- [YOUR TASK] Single out the lines of the material that contain "Molderings" and copy them.

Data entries
____

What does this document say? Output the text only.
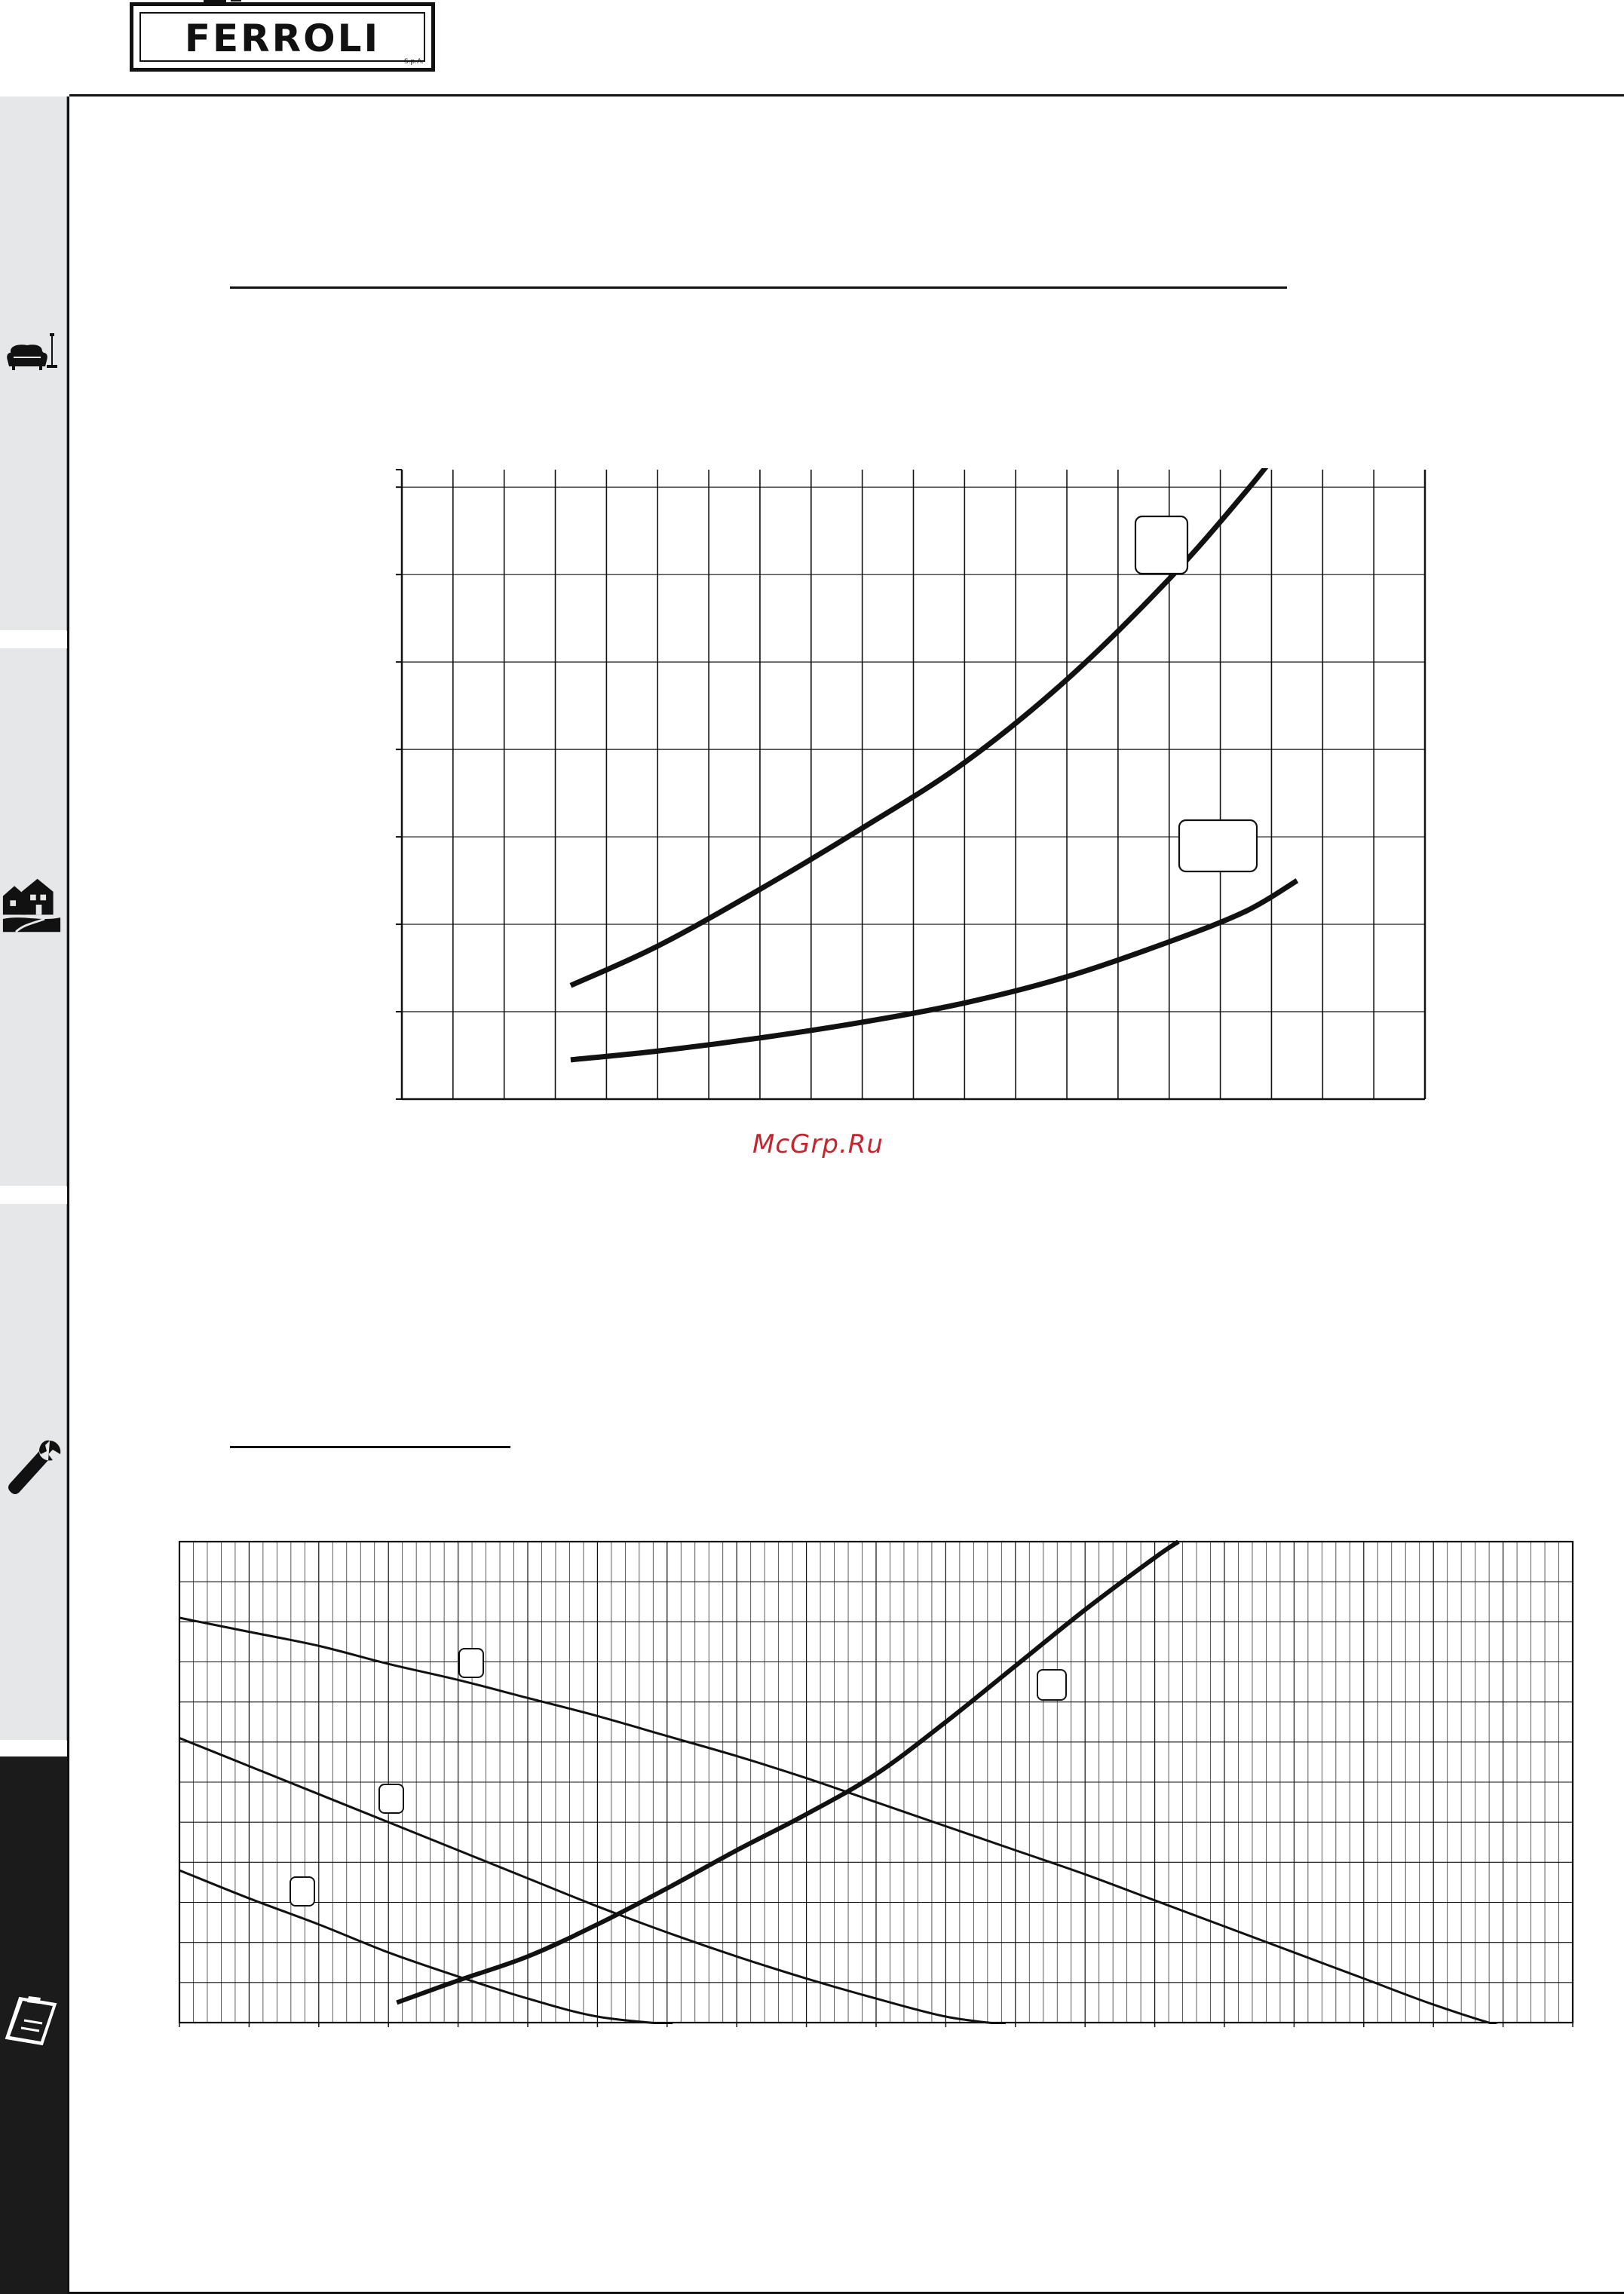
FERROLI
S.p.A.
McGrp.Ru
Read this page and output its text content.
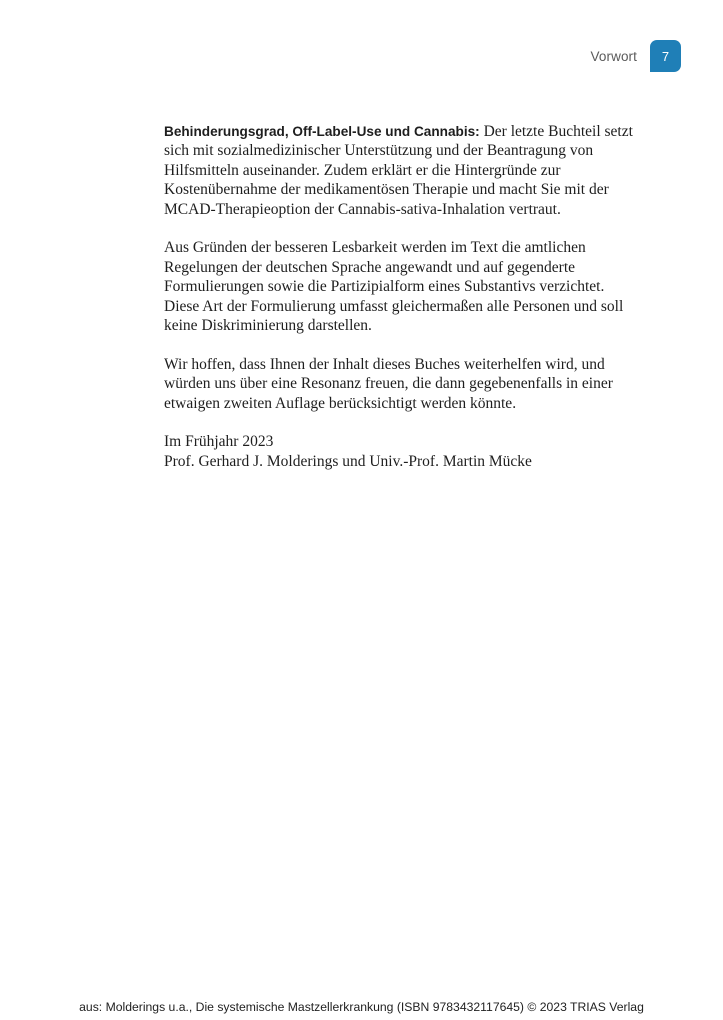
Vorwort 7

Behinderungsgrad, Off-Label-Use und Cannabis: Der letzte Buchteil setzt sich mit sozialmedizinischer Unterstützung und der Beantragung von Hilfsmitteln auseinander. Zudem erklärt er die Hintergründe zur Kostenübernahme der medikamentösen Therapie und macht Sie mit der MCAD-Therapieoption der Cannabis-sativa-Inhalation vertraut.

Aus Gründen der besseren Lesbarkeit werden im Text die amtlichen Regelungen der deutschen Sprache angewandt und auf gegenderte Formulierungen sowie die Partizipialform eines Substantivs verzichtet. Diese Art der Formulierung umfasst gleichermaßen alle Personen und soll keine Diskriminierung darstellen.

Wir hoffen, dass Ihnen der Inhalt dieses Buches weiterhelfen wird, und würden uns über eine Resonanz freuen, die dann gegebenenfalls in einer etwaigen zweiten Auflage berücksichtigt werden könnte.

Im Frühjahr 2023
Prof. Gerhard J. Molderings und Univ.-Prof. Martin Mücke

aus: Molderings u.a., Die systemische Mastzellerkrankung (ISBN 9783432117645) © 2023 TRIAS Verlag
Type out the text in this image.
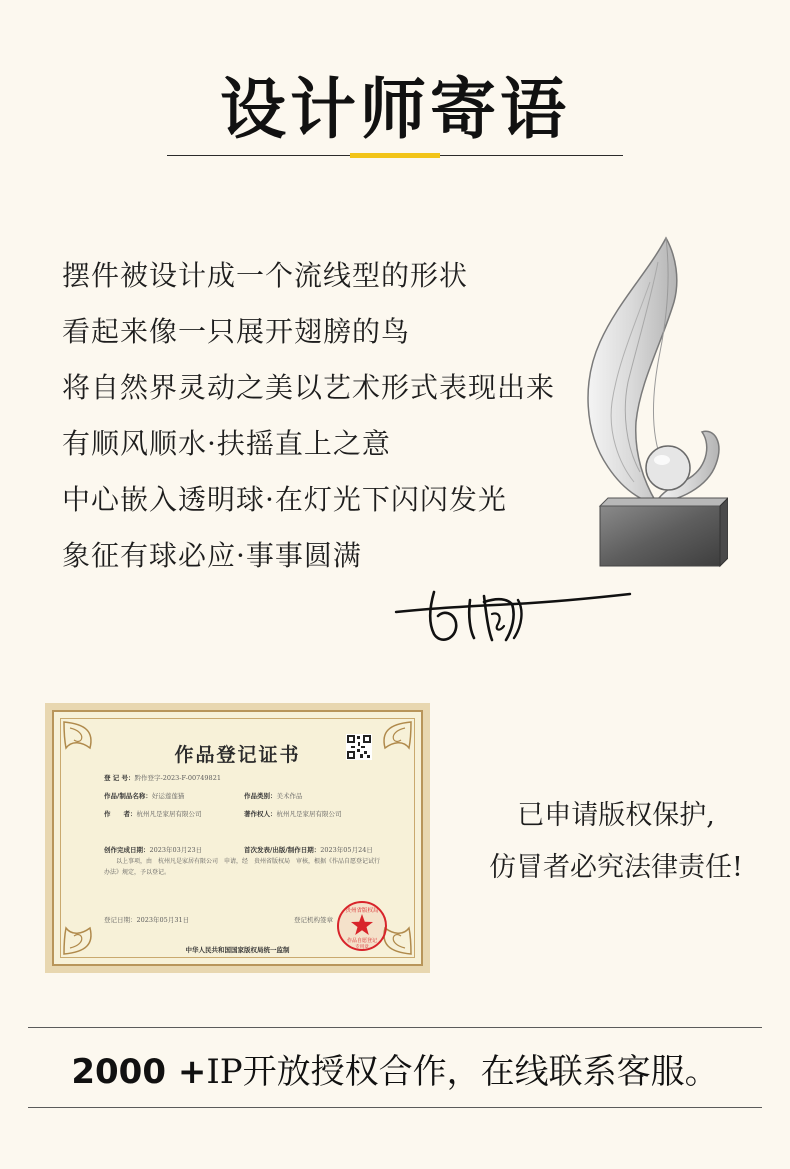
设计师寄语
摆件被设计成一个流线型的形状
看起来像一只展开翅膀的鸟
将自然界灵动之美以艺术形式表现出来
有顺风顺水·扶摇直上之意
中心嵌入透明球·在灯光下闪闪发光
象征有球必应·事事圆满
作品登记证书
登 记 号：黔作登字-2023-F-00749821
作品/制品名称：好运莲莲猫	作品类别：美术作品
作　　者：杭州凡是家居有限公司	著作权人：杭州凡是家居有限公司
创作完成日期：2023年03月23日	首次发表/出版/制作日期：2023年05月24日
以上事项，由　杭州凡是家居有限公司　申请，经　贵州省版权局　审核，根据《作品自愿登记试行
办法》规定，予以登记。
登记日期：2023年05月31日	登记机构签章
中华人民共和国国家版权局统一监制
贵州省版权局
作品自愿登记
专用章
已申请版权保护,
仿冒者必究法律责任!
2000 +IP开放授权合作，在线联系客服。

____

- [SOLUTION FOR THIS EXERCISE]
Prof. Gerhard J. Molderings und Univ.-Prof. Martin Mücke
aus: Molderings u.a., Die systemische Mastzellerkrankung (ISBN 9783432117645) © 2023 TRIAS Verlag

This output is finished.